▶ [Trecho da página]
Hirschman (1961) realizou a distinção entre o processo imediato de produção
e as condições gerais de produção sob a ótica dos investimentos em infraestrutura.
Lançou mão de um conceito um pouco mais abrangente do que as “condições gerais
de produção”, isto é, de “capital fixo social” (CFS) em confronto às “atividades
diretamente produtivas” (ADP). Para o autor,
CFS é geralmente definido compreendendo os serviços básicos, sem os quais as atividades primária, secundária e terciariamente produtivas não podem funcionar. Num sentido mais amplo, inclui todos os serviços públicos, desde a justiça e a ordem, através da educação e saúde pública, até o transporte, comunicações, suprimento d’água e de energia, bem como o capital geral agrícola, tais sejam os sistemas de irrigação e de drenagem. O núcleo do conceito pode-se provavelmente restringir a transporte e energia (HIRSCHMAN, 1961, p.131).
Como se pode ver, o entendimento do autor a respeito da classificação do
CFS é bastante eclético, entretanto, segundo suas próprias palavras: “pode-se
30
provavelmente restringir a transporte e energia” (HIRSCHMAN, 1961, p.131). Neste
ponto talvez coubesse um adendo no sentido de substituir “transporte” por
“comunicações”. Visto que a categoria comunicações não é excludente ao
transporte, ao mesmo tempo em que se torna mais adequada à atualidade global,
dadas a velocidade e a essencialidade das informações nas sociedades
contemporâneas.
Na sequência, baseando-se nas condições de exigência adotadas pelo
International Bank of Reconstruction and Development e pela Ford Foundation,
Hirschman (1961) elencou as atribuições mínimas, ou características,
correspondentes ao CFS, assim:
i. Os serviços providos por esta modalidade facilitam (ou são, de certo modo,
básicos) o desenvolvimento de uma grande variedade de atividades
econômicas;
ii. Os serviços são mantidos, praticamente em todos os países, pela
administração pública ou por agentes privados sujeitos à regulação e
fiscalização pública;
iii. Não estão sujeitos à incidência;
iv. O investimento necessário para prover tais serviços se caracteriza pelo vulto
(indivisibilidade técnica), bem como por uma razão capital-produção elevada.

▶ [Conjunto de dados]
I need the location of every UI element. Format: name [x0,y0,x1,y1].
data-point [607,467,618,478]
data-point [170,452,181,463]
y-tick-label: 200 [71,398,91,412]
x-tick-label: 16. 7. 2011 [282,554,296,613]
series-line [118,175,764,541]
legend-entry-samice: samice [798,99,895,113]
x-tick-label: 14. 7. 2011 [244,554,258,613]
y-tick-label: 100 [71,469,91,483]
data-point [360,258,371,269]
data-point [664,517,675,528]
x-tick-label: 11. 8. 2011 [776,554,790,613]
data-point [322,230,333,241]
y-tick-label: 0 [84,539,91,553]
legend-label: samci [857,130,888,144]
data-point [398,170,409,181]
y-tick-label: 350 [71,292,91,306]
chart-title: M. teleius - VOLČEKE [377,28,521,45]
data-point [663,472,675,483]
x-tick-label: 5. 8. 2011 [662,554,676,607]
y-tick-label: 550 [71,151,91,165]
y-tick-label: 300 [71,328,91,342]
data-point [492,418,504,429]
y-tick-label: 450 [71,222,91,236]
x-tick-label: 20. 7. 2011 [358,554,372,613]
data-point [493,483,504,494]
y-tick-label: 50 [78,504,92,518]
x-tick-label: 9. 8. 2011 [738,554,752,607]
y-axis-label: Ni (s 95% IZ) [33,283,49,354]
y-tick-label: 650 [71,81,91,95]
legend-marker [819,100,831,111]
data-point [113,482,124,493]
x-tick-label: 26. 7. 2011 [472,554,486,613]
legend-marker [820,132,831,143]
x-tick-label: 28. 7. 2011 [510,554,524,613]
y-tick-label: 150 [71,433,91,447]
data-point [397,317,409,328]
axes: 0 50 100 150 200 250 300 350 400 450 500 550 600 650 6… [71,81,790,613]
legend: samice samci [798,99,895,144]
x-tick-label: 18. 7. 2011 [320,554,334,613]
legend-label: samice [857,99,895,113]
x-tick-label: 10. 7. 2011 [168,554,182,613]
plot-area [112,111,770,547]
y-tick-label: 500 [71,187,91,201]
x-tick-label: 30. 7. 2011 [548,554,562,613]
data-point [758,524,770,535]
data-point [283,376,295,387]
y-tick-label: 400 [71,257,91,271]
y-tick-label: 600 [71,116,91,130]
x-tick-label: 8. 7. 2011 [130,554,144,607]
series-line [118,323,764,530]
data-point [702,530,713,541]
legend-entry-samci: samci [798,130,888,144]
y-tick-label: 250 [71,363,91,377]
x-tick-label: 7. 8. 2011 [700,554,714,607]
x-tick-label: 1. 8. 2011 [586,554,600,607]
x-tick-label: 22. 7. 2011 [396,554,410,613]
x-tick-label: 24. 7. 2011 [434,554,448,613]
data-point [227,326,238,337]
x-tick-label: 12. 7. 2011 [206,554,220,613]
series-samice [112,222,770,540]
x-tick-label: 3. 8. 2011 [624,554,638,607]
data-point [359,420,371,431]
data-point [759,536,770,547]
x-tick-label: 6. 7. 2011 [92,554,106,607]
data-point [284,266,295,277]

▶ [Enunciado da tarefa] Liste todos os serviços que, segundo a definição citada no trecho da página, o capital fixo social inclui em seu sentido mais amplo.

▶ [Resposta ao problema]
- Justiça e ordem
- Educação
- Saúde pública
- Transporte
- Comunicações
- Suprimento d’água
- Energia
- Capital geral agrícola (sistemas de irrigação e de drenagem)